Gather all lines in the entries that include the word "предельному".

→ Data entries:
..............................
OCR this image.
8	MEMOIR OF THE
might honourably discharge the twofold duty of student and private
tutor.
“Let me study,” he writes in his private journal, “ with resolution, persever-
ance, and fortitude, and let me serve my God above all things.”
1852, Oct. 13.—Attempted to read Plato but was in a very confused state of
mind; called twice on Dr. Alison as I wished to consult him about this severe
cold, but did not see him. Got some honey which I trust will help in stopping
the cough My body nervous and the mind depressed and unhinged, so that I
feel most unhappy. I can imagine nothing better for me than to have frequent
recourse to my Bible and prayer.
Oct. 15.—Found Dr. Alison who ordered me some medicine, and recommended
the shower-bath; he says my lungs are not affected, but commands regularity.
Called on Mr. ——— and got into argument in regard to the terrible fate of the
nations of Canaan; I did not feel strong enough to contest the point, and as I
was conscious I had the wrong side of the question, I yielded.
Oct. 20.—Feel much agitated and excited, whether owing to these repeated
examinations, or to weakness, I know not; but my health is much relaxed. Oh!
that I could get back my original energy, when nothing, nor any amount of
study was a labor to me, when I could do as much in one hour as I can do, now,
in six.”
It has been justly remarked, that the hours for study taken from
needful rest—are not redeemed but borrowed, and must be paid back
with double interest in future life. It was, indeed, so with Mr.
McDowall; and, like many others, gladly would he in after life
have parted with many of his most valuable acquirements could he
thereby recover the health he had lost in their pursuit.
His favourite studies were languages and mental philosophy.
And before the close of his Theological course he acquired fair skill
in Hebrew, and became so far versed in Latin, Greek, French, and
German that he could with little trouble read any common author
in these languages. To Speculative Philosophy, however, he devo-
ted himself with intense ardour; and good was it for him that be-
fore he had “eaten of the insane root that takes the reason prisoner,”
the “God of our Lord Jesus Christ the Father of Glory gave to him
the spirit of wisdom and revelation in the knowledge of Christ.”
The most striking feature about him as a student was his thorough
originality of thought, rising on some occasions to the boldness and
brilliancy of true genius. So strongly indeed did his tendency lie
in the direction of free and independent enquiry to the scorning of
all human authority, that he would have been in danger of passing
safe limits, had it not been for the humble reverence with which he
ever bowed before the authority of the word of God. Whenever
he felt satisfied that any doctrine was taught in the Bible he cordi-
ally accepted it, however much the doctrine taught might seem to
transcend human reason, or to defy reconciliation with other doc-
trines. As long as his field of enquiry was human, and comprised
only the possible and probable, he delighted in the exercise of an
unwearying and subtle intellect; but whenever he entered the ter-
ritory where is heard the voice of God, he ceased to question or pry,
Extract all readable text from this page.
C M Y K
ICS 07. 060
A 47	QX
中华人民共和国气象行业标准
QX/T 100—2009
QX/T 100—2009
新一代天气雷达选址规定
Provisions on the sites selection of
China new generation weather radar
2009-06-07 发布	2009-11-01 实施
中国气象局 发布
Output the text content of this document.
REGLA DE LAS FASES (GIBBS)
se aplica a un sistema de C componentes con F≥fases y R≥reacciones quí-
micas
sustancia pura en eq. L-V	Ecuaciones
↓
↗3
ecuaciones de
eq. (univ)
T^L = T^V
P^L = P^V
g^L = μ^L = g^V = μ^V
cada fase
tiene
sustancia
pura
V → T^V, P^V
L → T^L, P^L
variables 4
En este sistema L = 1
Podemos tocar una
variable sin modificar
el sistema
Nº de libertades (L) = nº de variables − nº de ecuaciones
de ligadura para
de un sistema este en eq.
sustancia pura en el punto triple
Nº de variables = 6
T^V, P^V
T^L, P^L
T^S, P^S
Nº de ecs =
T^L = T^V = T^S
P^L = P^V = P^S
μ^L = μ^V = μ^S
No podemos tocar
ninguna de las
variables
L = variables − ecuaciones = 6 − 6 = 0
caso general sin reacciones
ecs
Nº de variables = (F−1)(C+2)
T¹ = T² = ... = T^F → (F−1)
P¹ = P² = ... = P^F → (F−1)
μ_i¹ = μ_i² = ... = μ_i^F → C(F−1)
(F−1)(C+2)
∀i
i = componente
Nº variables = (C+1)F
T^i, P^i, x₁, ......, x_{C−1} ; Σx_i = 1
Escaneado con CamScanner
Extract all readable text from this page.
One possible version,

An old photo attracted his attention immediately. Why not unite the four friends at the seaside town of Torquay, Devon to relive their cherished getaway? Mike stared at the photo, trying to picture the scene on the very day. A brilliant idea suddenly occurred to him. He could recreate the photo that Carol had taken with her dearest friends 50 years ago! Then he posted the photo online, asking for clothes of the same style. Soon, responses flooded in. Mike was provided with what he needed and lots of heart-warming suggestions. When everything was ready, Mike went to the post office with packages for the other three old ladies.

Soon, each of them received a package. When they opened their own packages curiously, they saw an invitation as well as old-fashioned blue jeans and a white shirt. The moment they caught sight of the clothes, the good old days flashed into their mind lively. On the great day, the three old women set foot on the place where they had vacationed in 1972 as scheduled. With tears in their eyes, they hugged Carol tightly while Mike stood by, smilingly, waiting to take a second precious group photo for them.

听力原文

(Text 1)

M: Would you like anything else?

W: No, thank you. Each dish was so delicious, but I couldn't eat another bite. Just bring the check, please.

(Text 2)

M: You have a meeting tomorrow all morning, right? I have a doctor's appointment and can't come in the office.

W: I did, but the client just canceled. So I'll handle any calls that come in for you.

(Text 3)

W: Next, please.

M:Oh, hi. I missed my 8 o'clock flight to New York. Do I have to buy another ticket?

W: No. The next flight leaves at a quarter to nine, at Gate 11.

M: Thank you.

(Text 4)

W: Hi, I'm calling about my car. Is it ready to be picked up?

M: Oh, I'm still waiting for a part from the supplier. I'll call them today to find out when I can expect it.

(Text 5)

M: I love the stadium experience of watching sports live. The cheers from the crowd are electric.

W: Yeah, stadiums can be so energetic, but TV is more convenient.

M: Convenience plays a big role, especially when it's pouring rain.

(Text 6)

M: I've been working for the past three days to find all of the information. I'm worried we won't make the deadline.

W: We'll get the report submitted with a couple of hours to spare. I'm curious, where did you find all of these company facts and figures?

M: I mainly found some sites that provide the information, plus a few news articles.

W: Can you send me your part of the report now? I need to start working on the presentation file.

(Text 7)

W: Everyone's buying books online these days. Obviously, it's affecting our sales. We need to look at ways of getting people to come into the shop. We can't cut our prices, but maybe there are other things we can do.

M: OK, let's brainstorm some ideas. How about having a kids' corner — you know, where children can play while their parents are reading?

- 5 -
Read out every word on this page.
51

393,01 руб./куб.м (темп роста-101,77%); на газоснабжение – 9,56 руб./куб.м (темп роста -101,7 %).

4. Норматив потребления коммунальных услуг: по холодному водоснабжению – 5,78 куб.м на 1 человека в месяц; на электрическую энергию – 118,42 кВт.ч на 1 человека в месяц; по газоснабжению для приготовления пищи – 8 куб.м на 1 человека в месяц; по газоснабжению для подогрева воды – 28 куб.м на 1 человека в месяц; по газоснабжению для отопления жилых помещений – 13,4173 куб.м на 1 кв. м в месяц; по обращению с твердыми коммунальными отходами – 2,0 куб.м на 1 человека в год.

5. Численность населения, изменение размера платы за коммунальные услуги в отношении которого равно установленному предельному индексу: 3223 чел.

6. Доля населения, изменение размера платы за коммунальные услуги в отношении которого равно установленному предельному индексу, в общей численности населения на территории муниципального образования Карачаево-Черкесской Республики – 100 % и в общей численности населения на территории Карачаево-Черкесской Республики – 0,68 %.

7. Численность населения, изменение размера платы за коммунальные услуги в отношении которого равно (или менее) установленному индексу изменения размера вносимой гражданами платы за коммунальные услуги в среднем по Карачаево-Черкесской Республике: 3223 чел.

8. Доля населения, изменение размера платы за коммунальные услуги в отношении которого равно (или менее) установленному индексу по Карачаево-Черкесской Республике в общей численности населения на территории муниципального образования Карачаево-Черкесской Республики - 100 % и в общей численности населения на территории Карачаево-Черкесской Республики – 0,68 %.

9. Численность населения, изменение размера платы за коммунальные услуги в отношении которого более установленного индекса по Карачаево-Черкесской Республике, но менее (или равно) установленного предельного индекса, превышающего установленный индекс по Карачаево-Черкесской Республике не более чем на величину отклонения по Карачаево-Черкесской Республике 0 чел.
..............................
→ Expected output:
5. Численность населения, изменение размера платы за коммунальные услуги в отношении которого равно установленному предельному индексу: 3223 чел.
6. Доля населения, изменение размера платы за коммунальные услуги в отношении которого равно установленному предельному индексу, в общей численности населения на территории муниципального образования Карачаево-Черкесской Республики – 100 % и в общей численности населения на территории Карачаево-Черкесской Республики – 0,68 %.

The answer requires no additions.